(Records contained in a dataset)
• • • •

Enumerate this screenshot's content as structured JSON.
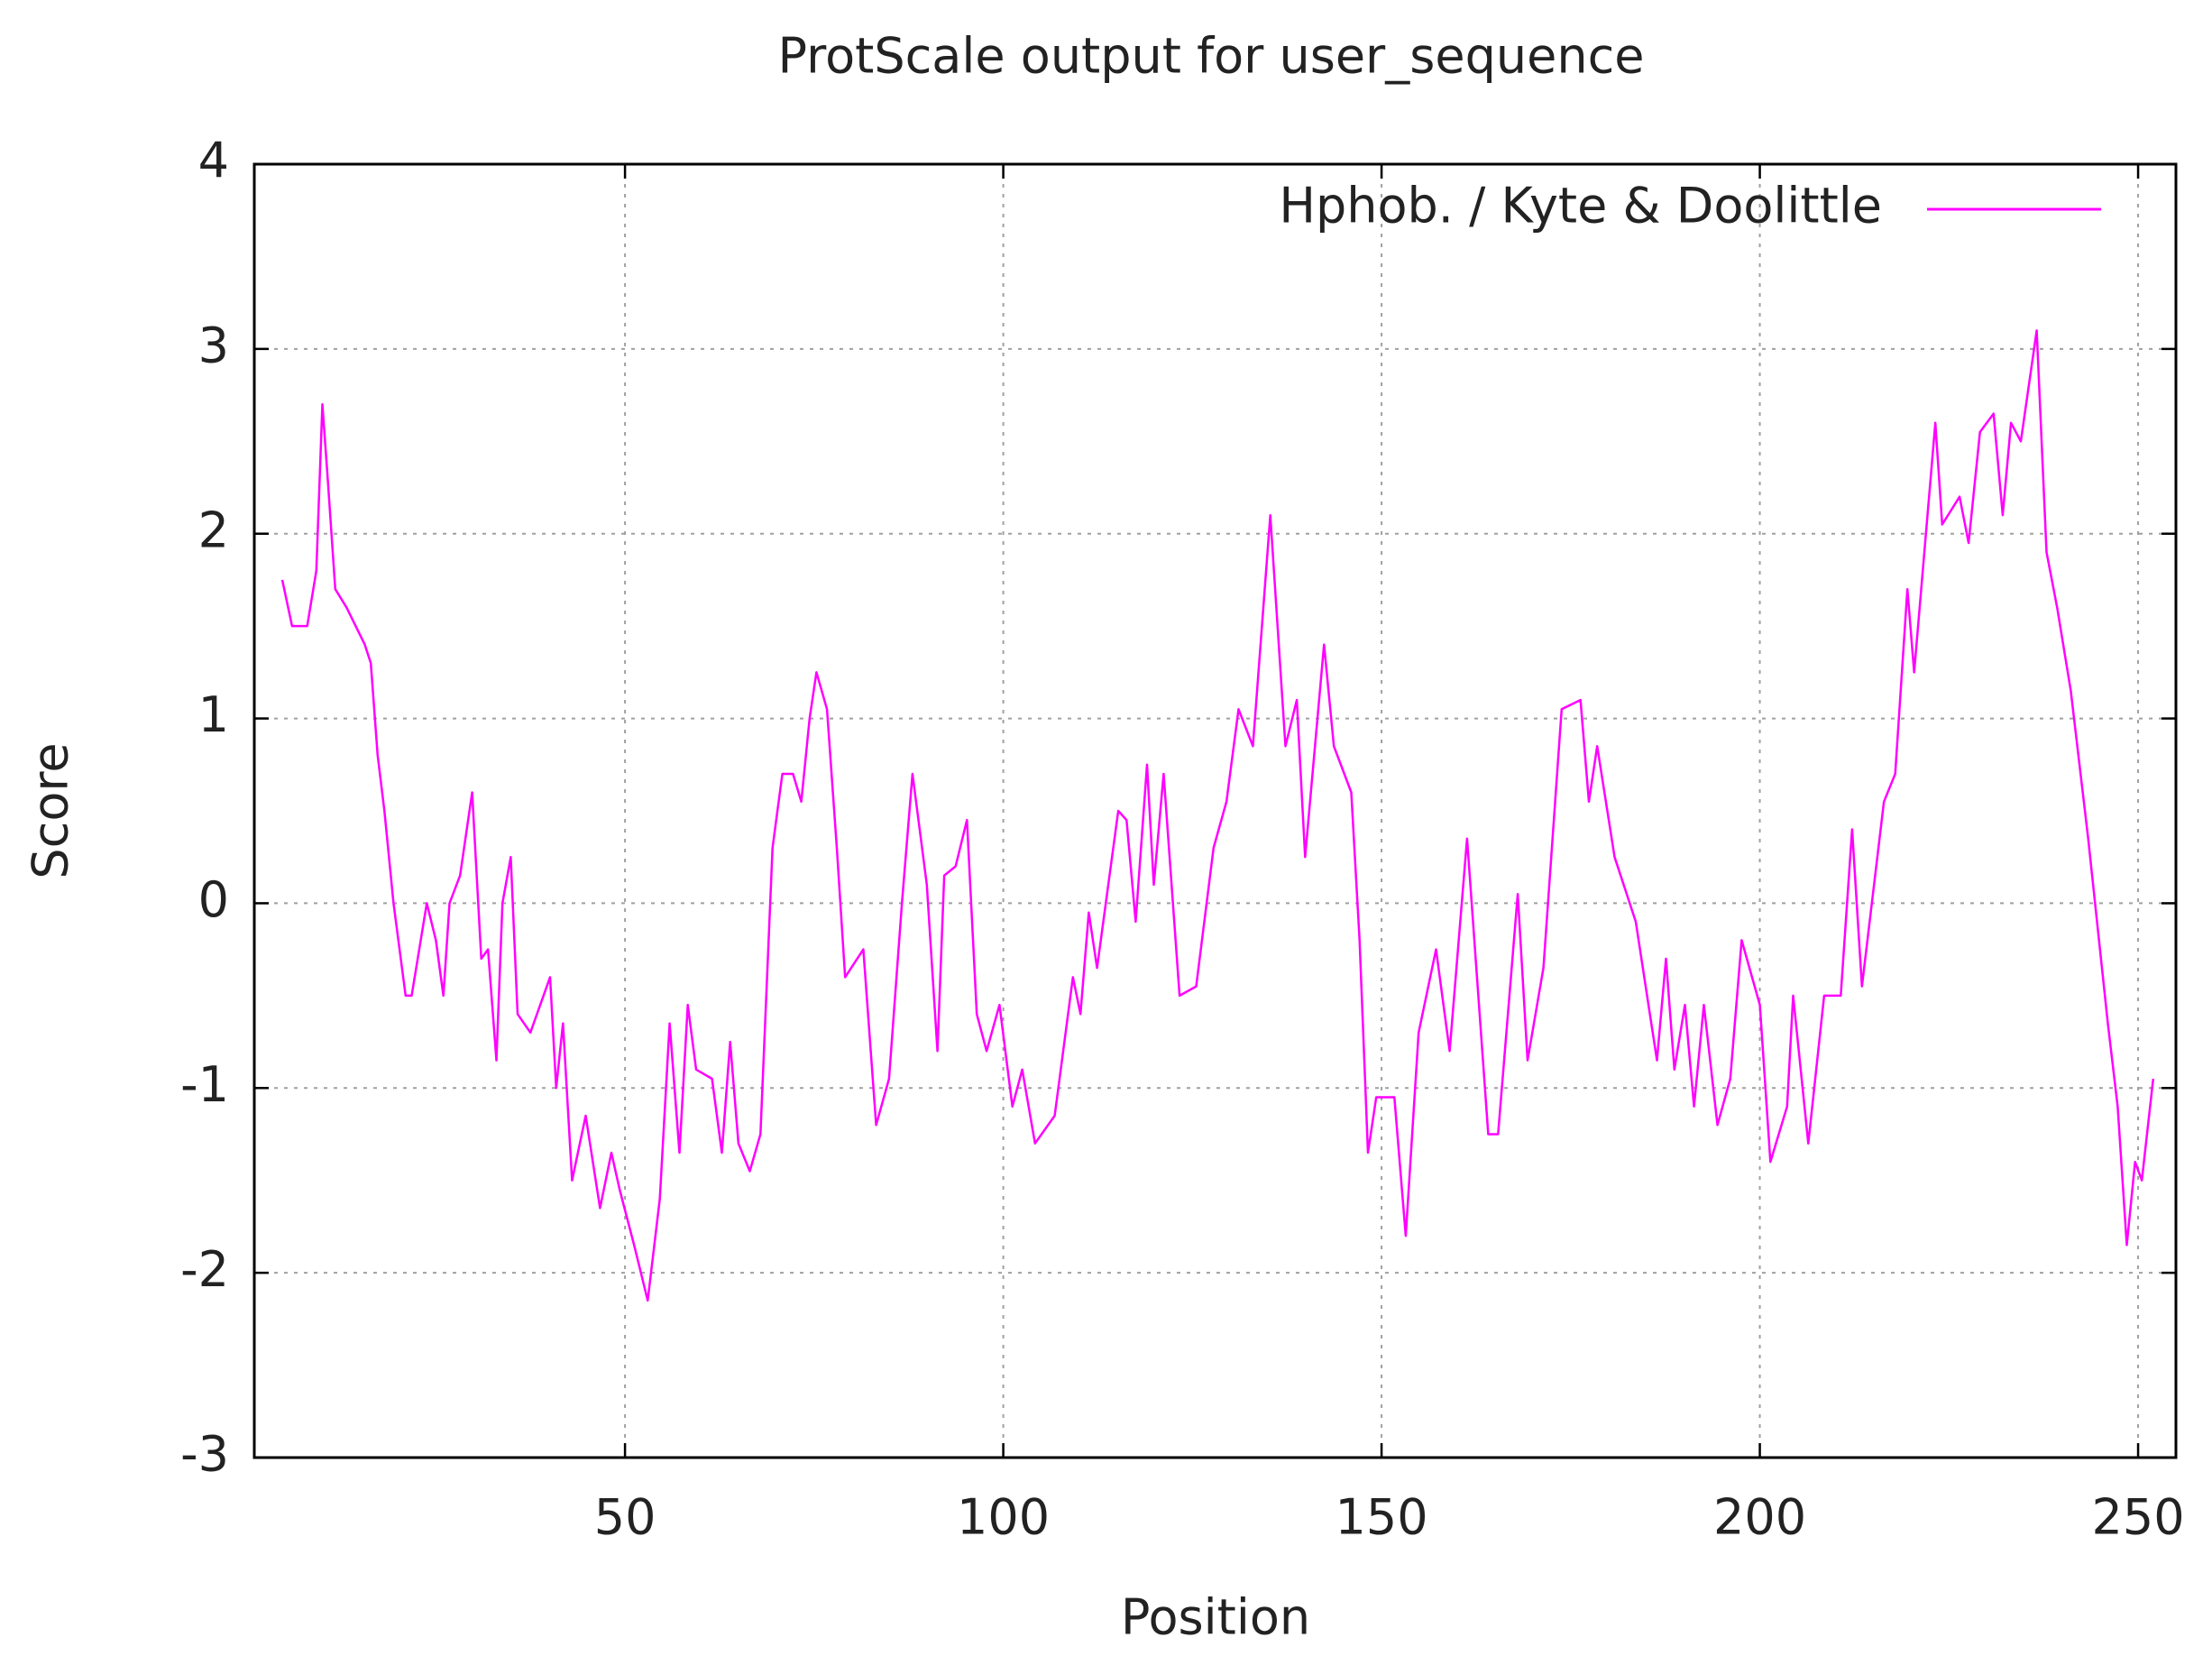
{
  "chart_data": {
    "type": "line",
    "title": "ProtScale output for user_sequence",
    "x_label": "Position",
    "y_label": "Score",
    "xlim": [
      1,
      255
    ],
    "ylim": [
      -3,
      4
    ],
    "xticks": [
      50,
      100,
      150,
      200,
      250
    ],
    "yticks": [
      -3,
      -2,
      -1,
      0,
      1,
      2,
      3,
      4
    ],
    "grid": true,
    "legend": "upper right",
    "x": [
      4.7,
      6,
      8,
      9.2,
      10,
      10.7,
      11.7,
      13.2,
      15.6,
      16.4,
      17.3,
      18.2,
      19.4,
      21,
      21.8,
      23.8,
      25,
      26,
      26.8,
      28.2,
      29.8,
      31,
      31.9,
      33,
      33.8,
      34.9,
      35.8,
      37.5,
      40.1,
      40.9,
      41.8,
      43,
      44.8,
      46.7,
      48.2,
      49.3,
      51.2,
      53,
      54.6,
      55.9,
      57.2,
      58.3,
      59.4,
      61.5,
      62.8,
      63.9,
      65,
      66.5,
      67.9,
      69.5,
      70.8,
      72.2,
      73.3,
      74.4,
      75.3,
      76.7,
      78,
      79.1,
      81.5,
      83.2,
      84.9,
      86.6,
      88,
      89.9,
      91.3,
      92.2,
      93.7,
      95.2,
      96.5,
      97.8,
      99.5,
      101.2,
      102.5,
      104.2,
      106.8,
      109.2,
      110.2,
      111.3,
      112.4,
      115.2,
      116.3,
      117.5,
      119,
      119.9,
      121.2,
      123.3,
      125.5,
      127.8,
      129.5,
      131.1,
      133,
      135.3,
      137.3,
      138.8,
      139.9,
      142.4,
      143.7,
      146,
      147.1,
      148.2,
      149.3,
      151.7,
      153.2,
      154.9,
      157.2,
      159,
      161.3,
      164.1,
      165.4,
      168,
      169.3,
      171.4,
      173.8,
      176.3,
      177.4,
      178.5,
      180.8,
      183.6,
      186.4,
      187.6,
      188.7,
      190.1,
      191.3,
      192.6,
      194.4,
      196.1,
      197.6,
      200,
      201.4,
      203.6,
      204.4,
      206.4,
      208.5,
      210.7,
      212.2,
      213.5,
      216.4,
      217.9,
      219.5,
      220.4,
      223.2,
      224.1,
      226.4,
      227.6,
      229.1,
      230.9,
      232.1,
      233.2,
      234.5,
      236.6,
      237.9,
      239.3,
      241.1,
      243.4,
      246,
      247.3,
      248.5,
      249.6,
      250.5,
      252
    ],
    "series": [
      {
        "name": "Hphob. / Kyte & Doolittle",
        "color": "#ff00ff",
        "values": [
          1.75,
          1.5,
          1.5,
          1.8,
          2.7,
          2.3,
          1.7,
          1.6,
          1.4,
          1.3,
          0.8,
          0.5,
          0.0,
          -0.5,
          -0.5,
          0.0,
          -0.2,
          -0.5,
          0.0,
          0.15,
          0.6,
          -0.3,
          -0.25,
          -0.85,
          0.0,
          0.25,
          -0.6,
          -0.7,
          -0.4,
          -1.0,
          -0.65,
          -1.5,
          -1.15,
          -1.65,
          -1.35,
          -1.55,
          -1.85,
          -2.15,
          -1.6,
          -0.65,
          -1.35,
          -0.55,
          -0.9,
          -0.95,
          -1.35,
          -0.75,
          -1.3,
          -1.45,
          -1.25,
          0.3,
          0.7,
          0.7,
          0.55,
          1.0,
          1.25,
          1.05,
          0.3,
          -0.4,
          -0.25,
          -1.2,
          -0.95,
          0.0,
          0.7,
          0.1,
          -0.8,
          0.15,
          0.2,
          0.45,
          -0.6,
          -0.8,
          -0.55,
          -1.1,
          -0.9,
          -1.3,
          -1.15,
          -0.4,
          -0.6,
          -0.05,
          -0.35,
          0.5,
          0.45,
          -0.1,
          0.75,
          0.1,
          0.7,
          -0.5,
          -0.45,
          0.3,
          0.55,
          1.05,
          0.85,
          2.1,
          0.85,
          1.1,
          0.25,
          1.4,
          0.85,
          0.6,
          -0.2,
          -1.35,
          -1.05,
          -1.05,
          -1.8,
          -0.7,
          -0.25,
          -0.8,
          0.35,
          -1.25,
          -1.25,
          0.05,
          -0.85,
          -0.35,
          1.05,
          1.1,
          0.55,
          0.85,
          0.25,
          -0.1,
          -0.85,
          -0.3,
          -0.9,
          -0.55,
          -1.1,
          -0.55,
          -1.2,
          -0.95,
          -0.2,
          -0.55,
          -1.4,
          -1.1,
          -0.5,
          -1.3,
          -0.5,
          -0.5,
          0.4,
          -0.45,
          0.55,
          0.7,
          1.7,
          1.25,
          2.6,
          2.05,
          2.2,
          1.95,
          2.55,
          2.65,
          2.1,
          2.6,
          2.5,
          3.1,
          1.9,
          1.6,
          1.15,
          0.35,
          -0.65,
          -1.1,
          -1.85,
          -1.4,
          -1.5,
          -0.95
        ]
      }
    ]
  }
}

• • • •

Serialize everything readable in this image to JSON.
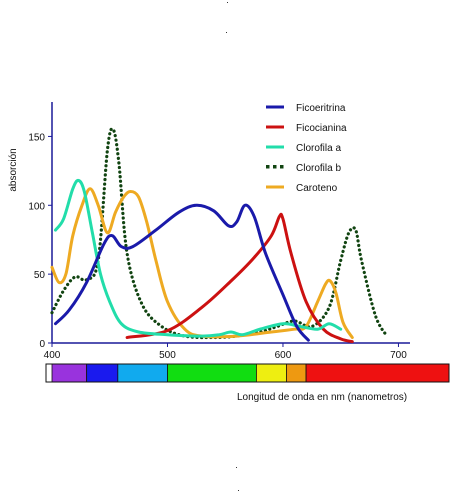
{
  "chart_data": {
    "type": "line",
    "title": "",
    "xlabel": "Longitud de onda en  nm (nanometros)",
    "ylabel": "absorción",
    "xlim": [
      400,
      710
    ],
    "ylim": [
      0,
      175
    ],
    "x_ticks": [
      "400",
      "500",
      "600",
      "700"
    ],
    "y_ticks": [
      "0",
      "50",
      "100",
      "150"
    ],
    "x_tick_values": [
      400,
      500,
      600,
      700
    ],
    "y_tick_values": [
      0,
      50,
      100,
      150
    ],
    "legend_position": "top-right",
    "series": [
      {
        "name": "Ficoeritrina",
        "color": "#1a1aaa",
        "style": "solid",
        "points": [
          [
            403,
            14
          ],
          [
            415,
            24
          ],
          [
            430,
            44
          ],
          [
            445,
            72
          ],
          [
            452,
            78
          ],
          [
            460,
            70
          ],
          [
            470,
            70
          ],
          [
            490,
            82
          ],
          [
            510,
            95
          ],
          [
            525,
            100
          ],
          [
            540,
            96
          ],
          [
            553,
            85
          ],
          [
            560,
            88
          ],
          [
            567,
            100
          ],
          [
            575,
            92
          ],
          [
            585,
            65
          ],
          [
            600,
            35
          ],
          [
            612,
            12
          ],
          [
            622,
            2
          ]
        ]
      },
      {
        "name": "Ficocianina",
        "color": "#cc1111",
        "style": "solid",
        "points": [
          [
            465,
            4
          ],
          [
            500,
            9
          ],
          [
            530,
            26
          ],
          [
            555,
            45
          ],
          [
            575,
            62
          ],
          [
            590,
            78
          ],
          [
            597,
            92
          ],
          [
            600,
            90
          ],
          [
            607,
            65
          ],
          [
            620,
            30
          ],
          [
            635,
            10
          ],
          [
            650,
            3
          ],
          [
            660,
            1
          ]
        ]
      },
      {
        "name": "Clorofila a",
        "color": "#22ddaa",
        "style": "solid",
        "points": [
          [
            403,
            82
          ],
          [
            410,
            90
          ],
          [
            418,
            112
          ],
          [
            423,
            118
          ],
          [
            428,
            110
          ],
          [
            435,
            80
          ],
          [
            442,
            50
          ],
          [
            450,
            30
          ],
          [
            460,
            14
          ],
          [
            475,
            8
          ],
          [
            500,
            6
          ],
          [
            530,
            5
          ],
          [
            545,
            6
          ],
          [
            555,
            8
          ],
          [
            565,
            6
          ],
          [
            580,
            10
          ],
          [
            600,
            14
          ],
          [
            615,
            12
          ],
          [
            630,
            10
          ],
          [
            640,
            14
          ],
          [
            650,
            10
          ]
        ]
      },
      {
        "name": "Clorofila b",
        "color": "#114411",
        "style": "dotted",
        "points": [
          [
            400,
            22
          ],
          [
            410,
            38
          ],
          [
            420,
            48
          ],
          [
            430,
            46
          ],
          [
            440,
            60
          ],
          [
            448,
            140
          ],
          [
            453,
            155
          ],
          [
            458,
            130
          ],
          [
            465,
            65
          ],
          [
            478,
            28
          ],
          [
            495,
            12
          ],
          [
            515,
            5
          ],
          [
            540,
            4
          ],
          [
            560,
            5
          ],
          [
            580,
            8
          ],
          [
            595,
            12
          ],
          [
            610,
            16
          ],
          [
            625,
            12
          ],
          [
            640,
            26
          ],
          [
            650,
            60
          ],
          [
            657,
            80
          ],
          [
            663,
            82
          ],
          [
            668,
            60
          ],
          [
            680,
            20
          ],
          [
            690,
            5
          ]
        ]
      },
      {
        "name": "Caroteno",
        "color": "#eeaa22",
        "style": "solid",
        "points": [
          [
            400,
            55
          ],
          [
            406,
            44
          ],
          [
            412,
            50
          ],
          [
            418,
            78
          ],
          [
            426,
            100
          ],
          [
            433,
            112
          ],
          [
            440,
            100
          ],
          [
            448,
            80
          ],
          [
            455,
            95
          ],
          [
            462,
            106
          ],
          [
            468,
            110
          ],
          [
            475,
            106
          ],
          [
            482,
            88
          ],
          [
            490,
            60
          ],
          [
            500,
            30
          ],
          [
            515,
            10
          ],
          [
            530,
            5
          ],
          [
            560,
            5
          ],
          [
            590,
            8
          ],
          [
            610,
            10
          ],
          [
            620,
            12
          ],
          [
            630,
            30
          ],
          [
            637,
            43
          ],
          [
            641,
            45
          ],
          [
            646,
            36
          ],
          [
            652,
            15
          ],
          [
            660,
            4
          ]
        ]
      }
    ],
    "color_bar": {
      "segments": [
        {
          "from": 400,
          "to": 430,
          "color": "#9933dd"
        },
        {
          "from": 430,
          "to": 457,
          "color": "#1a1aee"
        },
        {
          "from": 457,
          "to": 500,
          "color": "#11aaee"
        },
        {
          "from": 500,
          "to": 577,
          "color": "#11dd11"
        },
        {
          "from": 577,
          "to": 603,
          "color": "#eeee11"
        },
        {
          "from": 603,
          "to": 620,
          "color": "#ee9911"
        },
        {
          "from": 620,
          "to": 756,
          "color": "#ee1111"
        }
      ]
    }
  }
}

• • • •

**What is asked:** Copy out every line that includes the word "JSON".

**Worked solution:**
Enumerate this screenshot's content as structured JSON.
Serialize everything readable in this image to JSON.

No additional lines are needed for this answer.